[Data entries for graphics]
┄┄┄┄┄┄┄┄┄┄

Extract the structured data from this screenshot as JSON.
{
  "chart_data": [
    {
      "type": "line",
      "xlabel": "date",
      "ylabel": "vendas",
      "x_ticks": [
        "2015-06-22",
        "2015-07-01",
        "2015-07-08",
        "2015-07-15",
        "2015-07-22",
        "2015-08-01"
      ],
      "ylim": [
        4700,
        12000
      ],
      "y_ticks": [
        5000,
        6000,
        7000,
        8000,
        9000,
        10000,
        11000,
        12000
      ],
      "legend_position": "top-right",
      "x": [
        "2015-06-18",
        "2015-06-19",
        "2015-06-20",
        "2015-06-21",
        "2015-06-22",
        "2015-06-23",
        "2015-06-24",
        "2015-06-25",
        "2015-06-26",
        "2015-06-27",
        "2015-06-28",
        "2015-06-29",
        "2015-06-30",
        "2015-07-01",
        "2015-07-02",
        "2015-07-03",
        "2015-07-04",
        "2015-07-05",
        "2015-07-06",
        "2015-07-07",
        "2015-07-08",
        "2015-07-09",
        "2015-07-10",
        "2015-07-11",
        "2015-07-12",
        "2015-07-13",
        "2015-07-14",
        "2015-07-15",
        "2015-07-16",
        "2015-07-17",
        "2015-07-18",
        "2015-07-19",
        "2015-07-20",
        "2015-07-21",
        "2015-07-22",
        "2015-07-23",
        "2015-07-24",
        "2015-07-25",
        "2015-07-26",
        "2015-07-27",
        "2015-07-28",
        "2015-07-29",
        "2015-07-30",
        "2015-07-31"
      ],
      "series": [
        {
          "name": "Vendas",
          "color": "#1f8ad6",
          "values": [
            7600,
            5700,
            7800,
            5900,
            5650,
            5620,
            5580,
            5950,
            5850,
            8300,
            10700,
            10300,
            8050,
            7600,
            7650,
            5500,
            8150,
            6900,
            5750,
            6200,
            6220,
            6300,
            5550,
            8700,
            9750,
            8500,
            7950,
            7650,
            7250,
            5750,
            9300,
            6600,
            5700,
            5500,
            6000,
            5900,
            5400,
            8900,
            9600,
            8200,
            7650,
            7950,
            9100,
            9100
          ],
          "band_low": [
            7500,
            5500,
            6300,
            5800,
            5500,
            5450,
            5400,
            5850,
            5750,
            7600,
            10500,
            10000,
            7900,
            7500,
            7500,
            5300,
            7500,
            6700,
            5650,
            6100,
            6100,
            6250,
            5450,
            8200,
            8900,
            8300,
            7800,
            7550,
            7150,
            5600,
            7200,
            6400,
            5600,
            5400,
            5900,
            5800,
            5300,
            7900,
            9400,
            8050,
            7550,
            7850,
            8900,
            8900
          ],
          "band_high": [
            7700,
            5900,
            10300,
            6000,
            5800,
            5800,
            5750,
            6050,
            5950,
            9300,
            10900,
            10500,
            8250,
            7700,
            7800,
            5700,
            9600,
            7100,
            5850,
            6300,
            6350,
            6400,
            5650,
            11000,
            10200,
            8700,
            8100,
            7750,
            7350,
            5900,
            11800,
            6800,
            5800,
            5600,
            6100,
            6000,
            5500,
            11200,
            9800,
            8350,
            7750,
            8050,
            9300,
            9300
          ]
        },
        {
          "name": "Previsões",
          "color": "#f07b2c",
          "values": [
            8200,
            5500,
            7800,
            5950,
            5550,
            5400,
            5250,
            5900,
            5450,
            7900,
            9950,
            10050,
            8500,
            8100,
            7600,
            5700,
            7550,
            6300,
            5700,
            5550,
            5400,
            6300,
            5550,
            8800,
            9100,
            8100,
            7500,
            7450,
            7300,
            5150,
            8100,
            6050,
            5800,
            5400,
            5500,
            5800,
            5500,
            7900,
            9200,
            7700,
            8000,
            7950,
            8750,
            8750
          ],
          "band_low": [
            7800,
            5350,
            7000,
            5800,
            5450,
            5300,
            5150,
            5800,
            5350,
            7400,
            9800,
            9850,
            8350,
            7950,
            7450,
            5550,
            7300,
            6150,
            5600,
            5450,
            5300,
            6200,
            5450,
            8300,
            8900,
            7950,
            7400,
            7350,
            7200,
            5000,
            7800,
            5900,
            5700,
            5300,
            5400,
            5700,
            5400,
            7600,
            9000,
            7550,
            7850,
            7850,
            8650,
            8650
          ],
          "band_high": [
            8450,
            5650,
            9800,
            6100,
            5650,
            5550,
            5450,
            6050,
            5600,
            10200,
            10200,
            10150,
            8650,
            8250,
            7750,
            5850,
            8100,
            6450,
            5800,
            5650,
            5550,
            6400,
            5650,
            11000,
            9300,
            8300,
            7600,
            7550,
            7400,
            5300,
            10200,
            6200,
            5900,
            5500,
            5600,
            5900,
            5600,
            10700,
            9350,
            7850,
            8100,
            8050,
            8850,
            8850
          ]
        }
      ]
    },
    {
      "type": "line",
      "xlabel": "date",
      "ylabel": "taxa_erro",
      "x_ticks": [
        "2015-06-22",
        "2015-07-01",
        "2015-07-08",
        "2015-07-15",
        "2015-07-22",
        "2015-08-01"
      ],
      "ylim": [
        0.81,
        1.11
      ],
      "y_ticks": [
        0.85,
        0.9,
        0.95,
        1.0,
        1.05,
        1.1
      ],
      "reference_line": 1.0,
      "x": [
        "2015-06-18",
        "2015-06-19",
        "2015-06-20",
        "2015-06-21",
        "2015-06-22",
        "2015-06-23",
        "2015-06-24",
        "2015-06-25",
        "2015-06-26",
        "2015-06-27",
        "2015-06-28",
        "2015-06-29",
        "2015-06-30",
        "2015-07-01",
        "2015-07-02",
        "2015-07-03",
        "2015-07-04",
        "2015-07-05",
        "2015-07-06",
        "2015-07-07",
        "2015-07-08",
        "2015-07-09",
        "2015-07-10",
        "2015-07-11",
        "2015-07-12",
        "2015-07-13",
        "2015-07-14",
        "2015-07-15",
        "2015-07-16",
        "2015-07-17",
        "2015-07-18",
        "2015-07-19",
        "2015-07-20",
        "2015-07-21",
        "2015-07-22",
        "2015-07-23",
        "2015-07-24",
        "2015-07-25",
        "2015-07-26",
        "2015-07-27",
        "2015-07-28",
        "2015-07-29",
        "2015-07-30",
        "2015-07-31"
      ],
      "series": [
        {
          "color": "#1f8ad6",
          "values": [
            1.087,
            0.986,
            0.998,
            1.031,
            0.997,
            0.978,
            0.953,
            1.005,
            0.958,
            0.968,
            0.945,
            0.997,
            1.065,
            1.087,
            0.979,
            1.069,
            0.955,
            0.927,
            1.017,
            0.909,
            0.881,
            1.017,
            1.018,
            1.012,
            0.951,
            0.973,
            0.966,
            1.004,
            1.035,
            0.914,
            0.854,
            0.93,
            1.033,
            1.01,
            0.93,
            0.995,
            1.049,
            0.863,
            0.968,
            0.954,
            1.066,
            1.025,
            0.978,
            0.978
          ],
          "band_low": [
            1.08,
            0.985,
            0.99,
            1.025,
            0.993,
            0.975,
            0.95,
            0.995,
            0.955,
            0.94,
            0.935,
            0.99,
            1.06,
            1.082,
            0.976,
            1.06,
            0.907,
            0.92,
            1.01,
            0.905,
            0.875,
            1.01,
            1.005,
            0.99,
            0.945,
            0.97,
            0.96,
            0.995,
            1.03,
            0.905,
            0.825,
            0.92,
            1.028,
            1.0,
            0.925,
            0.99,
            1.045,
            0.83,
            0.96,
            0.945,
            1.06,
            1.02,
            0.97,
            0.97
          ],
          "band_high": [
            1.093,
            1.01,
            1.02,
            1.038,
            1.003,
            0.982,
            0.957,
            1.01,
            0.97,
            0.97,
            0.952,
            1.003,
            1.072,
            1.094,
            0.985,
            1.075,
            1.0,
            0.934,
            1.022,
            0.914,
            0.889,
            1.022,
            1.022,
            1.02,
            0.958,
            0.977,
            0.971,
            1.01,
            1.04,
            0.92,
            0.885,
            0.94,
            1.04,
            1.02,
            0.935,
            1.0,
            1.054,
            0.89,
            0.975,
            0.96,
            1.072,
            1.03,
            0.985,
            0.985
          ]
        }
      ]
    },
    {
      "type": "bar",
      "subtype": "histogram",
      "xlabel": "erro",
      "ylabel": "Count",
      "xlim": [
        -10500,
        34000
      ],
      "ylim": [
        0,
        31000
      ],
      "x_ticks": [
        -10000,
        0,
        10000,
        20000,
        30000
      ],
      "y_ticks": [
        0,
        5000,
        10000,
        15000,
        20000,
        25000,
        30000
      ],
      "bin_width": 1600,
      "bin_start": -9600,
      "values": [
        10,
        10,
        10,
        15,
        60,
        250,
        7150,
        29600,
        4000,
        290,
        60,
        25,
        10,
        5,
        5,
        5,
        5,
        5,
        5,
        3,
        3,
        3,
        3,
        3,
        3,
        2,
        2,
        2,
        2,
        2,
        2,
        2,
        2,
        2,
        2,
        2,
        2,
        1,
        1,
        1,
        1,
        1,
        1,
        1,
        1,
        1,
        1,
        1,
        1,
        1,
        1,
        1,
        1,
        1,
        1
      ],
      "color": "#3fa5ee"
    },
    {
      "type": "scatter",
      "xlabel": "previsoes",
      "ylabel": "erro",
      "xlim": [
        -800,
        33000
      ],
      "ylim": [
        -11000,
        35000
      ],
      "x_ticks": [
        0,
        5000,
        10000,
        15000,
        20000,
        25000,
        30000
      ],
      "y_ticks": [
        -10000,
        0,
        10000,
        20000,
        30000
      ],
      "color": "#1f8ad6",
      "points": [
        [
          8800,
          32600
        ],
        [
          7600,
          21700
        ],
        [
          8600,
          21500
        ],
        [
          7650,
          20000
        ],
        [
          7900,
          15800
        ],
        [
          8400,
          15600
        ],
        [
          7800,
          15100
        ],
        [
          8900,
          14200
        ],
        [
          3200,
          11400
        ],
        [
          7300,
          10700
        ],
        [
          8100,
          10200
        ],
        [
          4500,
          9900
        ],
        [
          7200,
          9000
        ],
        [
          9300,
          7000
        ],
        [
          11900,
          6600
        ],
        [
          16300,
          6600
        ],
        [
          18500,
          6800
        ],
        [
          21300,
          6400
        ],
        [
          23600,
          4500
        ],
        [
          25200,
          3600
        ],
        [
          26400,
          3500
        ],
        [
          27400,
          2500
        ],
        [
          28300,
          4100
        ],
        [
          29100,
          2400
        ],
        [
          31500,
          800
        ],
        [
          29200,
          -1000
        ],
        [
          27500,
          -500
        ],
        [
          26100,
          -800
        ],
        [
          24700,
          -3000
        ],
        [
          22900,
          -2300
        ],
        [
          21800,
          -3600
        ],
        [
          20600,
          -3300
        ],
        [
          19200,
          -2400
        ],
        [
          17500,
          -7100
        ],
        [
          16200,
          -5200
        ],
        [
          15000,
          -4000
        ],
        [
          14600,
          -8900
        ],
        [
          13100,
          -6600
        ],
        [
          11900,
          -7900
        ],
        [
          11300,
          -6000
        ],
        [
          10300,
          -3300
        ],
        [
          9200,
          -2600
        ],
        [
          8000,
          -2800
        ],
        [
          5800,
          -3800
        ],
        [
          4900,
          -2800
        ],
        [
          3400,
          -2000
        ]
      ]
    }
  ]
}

┄┄┄┄┄┄┄┄┄┄

> _The request_: Find the word "ylabel" in the entries above and gather every line that holds it.

> _Solved problem_:
      "ylabel": "vendas",
      "ylabel": "taxa_erro",
      "ylabel": "Count",
      "ylabel": "erro",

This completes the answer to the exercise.